**WORK TO BE COMPLETED**
Extract the data exactly, missing nothing.

:: EXERCISE INPUTS ::

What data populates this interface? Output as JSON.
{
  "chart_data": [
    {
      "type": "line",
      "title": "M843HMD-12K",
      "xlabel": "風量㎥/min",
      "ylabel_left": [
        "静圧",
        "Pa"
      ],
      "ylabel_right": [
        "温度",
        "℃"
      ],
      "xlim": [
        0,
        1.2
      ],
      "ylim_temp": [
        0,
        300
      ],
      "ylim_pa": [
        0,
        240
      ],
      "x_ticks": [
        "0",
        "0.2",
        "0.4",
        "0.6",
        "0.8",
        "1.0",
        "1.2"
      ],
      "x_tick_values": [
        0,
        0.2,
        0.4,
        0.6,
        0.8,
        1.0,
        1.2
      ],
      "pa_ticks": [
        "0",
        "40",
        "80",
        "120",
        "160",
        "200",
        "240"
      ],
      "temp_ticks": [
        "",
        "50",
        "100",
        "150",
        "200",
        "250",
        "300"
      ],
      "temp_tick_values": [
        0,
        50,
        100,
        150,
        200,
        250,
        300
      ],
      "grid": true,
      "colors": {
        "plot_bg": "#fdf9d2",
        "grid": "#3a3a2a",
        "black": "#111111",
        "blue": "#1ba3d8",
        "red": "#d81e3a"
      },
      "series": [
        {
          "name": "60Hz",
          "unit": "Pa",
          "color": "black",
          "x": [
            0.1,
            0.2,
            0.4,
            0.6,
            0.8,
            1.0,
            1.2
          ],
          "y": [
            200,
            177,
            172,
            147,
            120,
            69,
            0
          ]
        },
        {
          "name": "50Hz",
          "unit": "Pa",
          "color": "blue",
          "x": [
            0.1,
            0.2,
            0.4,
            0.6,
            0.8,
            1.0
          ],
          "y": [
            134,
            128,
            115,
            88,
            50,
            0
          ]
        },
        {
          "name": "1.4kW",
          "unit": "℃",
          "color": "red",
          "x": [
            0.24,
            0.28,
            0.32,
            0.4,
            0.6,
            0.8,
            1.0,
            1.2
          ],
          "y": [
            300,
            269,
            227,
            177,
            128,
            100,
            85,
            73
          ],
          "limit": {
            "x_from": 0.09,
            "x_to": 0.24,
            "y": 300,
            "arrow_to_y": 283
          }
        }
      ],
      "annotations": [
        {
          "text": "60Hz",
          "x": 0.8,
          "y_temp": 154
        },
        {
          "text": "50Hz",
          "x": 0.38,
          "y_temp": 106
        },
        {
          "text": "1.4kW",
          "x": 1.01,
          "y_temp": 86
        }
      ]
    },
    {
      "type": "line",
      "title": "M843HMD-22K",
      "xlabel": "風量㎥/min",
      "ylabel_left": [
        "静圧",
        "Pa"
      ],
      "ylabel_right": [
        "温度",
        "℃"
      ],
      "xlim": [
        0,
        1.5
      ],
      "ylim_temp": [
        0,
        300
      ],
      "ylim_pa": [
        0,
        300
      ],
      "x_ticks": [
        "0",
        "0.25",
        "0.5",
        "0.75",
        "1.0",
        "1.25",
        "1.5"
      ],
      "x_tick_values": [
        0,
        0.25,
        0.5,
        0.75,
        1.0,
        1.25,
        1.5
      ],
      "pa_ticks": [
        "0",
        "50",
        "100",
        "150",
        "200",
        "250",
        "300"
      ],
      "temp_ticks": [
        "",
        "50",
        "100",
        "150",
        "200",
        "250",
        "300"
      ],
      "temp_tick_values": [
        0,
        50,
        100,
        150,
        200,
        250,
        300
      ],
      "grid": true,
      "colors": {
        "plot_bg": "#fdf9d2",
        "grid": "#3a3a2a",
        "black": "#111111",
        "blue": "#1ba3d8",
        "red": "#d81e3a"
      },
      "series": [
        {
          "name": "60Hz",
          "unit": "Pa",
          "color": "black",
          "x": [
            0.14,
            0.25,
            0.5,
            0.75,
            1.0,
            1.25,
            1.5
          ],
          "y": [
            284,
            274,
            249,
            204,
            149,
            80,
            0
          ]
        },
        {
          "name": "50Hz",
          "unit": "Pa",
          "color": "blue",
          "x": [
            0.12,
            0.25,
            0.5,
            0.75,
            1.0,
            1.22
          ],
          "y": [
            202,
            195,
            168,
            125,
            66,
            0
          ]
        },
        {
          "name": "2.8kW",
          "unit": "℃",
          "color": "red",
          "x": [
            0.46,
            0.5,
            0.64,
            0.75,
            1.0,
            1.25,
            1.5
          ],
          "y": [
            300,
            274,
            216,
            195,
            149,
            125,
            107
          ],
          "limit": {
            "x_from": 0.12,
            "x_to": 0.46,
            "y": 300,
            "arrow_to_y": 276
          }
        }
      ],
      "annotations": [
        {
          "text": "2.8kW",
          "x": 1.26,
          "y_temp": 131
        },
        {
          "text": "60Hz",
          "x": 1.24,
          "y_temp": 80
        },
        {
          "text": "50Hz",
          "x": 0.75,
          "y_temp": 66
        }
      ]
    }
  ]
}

:::

**FINAL RESULT**
What data populates this interface? Output as JSON.
{
  "chart_data": [
    {
      "type": "line",
      "title": "M843HMD-12K",
      "xlabel": "風量㎥/min",
      "ylabel_left": [
        "静圧",
        "Pa"
      ],
      "ylabel_right": [
        "温度",
        "℃"
      ],
      "xlim": [
        0,
        1.2
      ],
      "ylim_temp": [
        0,
        300
      ],
      "ylim_pa": [
        0,
        240
      ],
      "x_ticks": [
        "0",
        "0.2",
        "0.4",
        "0.6",
        "0.8",
        "1.0",
        "1.2"
      ],
      "x_tick_values": [
        0,
        0.2,
        0.4,
        0.6,
        0.8,
        1.0,
        1.2
      ],
      "pa_ticks": [
        "0",
        "40",
        "80",
        "120",
        "160",
        "200",
        "240"
      ],
      "temp_ticks": [
        "",
        "50",
        "100",
        "150",
        "200",
        "250",
        "300"
      ],
      "temp_tick_values": [
        0,
        50,
        100,
        150,
        200,
        250,
        300
      ],
      "grid": true,
      "colors": {
        "plot_bg": "#fdf9d2",
        "grid": "#3a3a2a",
        "black": "#111111",
        "blue": "#1ba3d8",
        "red": "#d81e3a"
      },
      "series": [
        {
          "name": "60Hz",
          "unit": "Pa",
          "color": "black",
          "x": [
            0.1,
            0.2,
            0.4,
            0.6,
            0.8,
            1.0,
            1.2
          ],
          "y": [
            200,
            177,
            172,
            147,
            120,
            69,
            0
          ]
        },
        {
          "name": "50Hz",
          "unit": "Pa",
          "color": "blue",
          "x": [
            0.1,
            0.2,
            0.4,
            0.6,
            0.8,
            1.0
          ],
          "y": [
            134,
            128,
            115,
            88,
            50,
            0
          ]
        },
        {
          "name": "1.4kW",
          "unit": "℃",
          "color": "red",
          "x": [
            0.24,
            0.28,
            0.32,
            0.4,
            0.6,
            0.8,
            1.0,
            1.2
          ],
          "y": [
            300,
            269,
            227,
            177,
            128,
            100,
            85,
            73
          ],
          "limit": {
            "x_from": 0.09,
            "x_to": 0.24,
            "y": 300,
            "arrow_to_y": 283
          }
        }
      ],
      "annotations": [
        {
          "text": "60Hz",
          "x": 0.8,
          "y_temp": 154
        },
        {
          "text": "50Hz",
          "x": 0.38,
          "y_temp": 106
        },
        {
          "text": "1.4kW",
          "x": 1.01,
          "y_temp": 86
        }
      ]
    },
    {
      "type": "line",
      "title": "M843HMD-22K",
      "xlabel": "風量㎥/min",
      "ylabel_left": [
        "静圧",
        "Pa"
      ],
      "ylabel_right": [
        "温度",
        "℃"
      ],
      "xlim": [
        0,
        1.5
      ],
      "ylim_temp": [
        0,
        300
      ],
      "ylim_pa": [
        0,
        300
      ],
      "x_ticks": [
        "0",
        "0.25",
        "0.5",
        "0.75",
        "1.0",
        "1.25",
        "1.5"
      ],
      "x_tick_values": [
        0,
        0.25,
        0.5,
        0.75,
        1.0,
        1.25,
        1.5
      ],
      "pa_ticks": [
        "0",
        "50",
        "100",
        "150",
        "200",
        "250",
        "300"
      ],
      "temp_ticks": [
        "",
        "50",
        "100",
        "150",
        "200",
        "250",
        "300"
      ],
      "temp_tick_values": [
        0,
        50,
        100,
        150,
        200,
        250,
        300
      ],
      "grid": true,
      "colors": {
        "plot_bg": "#fdf9d2",
        "grid": "#3a3a2a",
        "black": "#111111",
        "blue": "#1ba3d8",
        "red": "#d81e3a"
      },
      "series": [
        {
          "name": "60Hz",
          "unit": "Pa",
          "color": "black",
          "x": [
            0.14,
            0.25,
            0.5,
            0.75,
            1.0,
            1.25,
            1.5
          ],
          "y": [
            284,
            274,
            249,
            204,
            149,
            80,
            0
          ]
        },
        {
          "name": "50Hz",
          "unit": "Pa",
          "color": "blue",
          "x": [
            0.12,
            0.25,
            0.5,
            0.75,
            1.0,
            1.22
          ],
          "y": [
            202,
            195,
            168,
            125,
            66,
            0
          ]
        },
        {
          "name": "2.8kW",
          "unit": "℃",
          "color": "red",
          "x": [
            0.46,
            0.5,
            0.64,
            0.75,
            1.0,
            1.25,
            1.5
          ],
          "y": [
            300,
            274,
            216,
            195,
            149,
            125,
            107
          ],
          "limit": {
            "x_from": 0.12,
            "x_to": 0.46,
            "y": 300,
            "arrow_to_y": 276
          }
        }
      ],
      "annotations": [
        {
          "text": "2.8kW",
          "x": 1.26,
          "y_temp": 131
        },
        {
          "text": "60Hz",
          "x": 1.24,
          "y_temp": 80
        },
        {
          "text": "50Hz",
          "x": 0.75,
          "y_temp": 66
        }
      ]
    }
  ]
}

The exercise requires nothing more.